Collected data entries
Begin
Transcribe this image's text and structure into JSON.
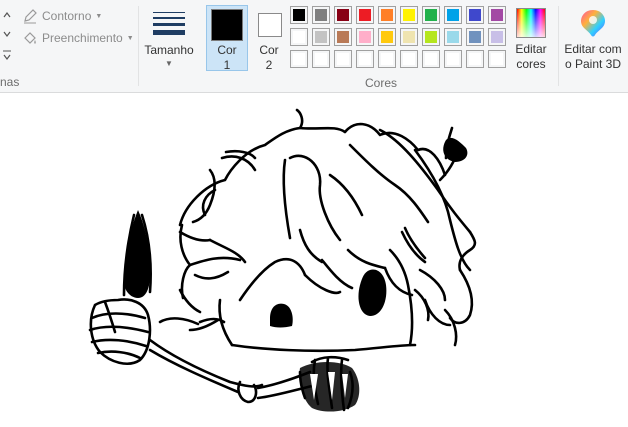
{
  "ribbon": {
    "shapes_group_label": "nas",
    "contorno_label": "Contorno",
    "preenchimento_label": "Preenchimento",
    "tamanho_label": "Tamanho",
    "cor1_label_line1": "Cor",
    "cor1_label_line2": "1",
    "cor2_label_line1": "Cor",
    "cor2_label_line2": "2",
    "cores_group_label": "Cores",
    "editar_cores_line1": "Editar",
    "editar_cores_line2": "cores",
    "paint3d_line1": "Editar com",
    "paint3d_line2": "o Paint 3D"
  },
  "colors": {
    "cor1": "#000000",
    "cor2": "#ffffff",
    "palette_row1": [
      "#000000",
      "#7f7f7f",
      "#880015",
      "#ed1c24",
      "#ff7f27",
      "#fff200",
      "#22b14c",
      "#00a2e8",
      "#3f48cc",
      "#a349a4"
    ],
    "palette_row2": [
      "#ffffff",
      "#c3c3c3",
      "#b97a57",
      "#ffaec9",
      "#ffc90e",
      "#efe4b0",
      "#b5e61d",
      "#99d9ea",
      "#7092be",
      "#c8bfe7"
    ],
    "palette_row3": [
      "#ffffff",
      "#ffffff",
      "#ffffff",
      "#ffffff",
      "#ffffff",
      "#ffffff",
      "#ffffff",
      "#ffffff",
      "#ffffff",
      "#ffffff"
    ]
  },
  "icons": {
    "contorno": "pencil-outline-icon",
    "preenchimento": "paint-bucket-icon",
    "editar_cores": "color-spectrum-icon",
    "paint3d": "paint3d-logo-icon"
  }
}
End
Begin
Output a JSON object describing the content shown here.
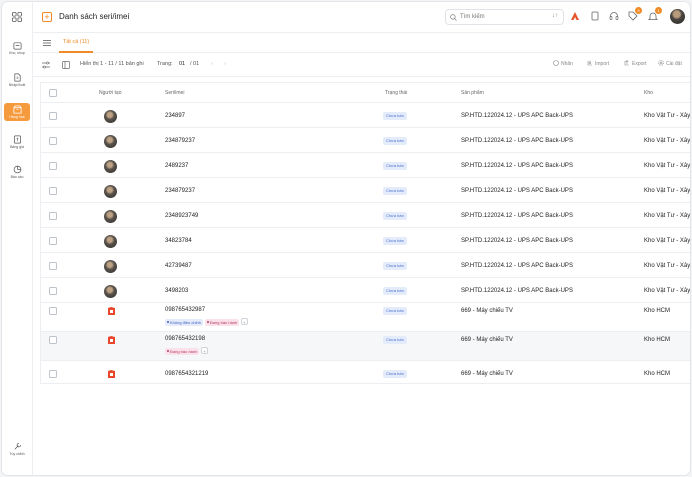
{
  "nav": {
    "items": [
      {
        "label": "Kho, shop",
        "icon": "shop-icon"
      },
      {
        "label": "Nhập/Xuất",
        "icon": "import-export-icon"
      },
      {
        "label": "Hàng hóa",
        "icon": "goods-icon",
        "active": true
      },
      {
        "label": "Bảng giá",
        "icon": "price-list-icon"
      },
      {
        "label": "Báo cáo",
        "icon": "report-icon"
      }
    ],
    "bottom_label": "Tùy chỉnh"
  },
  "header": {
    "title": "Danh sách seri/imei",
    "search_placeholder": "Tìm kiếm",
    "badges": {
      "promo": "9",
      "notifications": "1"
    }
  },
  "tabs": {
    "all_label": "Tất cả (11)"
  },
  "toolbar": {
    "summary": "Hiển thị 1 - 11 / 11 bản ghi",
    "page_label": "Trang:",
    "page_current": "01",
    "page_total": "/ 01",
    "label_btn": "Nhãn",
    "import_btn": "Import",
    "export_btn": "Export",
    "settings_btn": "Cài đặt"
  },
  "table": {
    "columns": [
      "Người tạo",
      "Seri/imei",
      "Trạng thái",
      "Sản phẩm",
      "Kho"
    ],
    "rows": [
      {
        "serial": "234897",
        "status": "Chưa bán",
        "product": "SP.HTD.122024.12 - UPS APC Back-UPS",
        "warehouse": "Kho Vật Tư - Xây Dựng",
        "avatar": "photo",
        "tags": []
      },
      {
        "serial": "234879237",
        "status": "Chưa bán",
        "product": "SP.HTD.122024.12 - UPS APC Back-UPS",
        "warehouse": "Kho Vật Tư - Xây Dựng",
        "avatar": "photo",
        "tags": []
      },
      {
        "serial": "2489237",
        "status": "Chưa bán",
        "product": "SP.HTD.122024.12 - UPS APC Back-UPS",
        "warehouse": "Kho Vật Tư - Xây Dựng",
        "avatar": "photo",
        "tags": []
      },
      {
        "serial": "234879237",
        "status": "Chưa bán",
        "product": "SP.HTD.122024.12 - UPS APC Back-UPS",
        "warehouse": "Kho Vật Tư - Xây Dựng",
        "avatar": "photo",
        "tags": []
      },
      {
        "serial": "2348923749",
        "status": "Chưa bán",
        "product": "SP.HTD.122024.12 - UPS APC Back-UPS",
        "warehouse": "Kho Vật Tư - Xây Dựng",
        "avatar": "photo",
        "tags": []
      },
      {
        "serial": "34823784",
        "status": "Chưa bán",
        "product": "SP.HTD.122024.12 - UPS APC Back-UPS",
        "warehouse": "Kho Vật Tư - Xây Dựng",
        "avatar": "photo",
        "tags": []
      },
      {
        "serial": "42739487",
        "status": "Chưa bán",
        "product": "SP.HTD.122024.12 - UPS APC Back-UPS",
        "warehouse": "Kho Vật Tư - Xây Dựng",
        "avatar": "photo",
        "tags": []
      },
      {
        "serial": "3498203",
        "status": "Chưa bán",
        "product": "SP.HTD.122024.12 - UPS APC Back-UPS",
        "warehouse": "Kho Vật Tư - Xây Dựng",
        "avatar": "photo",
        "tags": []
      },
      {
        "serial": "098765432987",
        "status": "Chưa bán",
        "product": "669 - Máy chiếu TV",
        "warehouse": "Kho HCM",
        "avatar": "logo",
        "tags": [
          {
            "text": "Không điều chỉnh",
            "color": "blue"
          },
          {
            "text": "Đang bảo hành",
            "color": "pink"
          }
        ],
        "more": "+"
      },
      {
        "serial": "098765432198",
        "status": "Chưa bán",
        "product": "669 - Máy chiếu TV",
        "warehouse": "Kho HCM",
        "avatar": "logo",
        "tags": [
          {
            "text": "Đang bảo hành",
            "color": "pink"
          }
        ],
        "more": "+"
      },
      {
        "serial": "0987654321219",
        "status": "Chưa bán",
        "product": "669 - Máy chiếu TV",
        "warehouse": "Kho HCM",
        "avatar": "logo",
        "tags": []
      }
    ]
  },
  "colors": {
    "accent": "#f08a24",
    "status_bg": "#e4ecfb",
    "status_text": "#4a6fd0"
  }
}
End
▸ Exercise instructions
Extract all lines from the data in which "serial" is found.

▸ Full response
        "serial": "234897",
        "serial": "234879237",
        "serial": "2489237",
        "serial": "234879237",
        "serial": "2348923749",
        "serial": "34823784",
        "serial": "42739487",
        "serial": "3498203",
        "serial": "098765432987",
        "serial": "098765432198",
        "serial": "0987654321219",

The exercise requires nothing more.